[Data records]
╔══

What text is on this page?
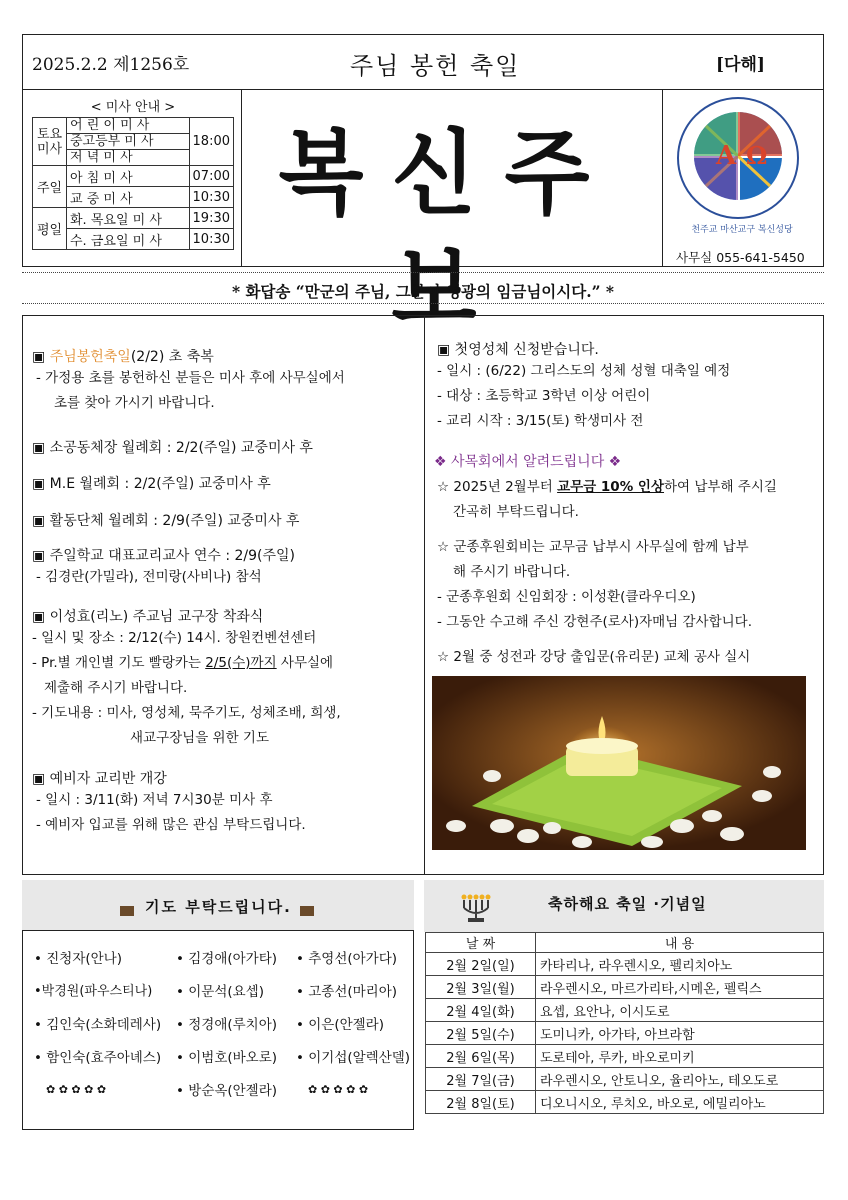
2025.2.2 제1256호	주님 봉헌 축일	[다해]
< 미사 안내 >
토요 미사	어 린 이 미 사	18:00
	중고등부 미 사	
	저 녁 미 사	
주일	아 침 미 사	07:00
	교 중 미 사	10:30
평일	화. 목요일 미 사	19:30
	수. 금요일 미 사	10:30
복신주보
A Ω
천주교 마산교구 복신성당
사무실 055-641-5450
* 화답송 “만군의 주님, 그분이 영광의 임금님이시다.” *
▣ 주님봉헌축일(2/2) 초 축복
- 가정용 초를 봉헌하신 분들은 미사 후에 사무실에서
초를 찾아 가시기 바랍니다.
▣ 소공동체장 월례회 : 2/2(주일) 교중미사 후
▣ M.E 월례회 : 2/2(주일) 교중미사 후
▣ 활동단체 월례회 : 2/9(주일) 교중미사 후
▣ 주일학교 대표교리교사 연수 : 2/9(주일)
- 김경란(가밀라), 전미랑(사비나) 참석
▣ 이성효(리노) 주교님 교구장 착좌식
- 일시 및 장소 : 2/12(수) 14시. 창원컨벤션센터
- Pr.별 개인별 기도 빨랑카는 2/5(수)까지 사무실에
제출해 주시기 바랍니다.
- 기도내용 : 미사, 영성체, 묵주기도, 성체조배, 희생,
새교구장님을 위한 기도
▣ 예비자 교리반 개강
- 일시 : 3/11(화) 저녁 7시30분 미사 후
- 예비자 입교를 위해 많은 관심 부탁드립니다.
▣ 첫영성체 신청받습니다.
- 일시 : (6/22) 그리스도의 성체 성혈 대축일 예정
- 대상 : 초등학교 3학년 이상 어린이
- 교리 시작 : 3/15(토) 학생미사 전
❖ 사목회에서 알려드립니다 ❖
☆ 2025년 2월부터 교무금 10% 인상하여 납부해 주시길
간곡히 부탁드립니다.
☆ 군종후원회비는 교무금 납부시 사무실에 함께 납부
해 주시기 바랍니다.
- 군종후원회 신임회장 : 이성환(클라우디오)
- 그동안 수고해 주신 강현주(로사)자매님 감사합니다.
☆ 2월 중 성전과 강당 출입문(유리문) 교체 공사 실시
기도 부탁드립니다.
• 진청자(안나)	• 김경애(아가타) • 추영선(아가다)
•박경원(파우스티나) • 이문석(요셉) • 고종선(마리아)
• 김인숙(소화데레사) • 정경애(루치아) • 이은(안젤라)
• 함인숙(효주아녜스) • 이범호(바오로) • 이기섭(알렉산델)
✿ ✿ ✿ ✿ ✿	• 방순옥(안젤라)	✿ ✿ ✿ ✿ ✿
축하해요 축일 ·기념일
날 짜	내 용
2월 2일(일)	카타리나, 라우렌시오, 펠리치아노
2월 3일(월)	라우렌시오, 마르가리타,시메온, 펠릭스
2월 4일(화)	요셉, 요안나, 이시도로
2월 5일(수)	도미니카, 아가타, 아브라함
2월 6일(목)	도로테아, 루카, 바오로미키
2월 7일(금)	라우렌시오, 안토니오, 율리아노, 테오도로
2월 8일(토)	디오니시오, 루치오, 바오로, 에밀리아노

╚══
╔══

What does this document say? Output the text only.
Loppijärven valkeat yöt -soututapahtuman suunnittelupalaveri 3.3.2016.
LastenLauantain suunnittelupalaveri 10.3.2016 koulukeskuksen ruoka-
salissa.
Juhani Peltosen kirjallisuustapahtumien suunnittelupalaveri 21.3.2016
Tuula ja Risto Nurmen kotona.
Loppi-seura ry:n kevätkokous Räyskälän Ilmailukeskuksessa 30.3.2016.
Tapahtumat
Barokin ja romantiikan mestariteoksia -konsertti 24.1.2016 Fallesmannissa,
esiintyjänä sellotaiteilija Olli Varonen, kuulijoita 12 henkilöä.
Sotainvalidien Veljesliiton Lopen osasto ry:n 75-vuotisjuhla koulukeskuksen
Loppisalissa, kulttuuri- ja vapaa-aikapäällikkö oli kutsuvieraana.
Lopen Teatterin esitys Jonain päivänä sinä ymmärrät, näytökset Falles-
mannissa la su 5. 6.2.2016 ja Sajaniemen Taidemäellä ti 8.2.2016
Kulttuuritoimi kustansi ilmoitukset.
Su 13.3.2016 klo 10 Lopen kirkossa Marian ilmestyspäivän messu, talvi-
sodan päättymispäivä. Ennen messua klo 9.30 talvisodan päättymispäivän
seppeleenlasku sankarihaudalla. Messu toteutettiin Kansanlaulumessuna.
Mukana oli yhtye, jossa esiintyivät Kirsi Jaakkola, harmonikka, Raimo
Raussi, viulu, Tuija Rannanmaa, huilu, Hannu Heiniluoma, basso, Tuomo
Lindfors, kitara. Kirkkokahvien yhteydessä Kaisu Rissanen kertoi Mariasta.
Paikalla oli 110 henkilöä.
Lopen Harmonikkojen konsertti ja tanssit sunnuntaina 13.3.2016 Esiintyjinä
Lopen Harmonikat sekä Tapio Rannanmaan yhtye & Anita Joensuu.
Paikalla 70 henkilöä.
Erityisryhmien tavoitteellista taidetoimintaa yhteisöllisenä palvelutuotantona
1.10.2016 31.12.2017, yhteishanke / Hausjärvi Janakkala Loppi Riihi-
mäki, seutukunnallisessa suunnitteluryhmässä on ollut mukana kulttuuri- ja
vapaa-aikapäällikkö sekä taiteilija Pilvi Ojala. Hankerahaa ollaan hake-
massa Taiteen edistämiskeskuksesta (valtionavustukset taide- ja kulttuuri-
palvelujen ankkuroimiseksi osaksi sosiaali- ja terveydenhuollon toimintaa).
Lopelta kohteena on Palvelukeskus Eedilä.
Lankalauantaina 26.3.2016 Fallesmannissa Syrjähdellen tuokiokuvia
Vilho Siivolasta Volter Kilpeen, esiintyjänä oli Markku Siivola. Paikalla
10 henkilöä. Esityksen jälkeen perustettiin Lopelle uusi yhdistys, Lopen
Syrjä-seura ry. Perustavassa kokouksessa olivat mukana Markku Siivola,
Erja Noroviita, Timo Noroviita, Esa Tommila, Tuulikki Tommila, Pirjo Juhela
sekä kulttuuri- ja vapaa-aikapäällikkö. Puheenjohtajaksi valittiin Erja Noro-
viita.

╚══

_EXERCISE INSTRUCTIONS_
Write out each line of the data that holds the string "suunnittelupalaveri".

_SOLUTION FOR THIS EXERCISE_
Loppijärven valkeat yöt -soututapahtuman suunnittelupalaveri 3.3.2016.
LastenLauantain suunnittelupalaveri 10.3.2016 koulukeskuksen ruoka-
Juhani Peltosen kirjallisuustapahtumien suunnittelupalaveri 21.3.2016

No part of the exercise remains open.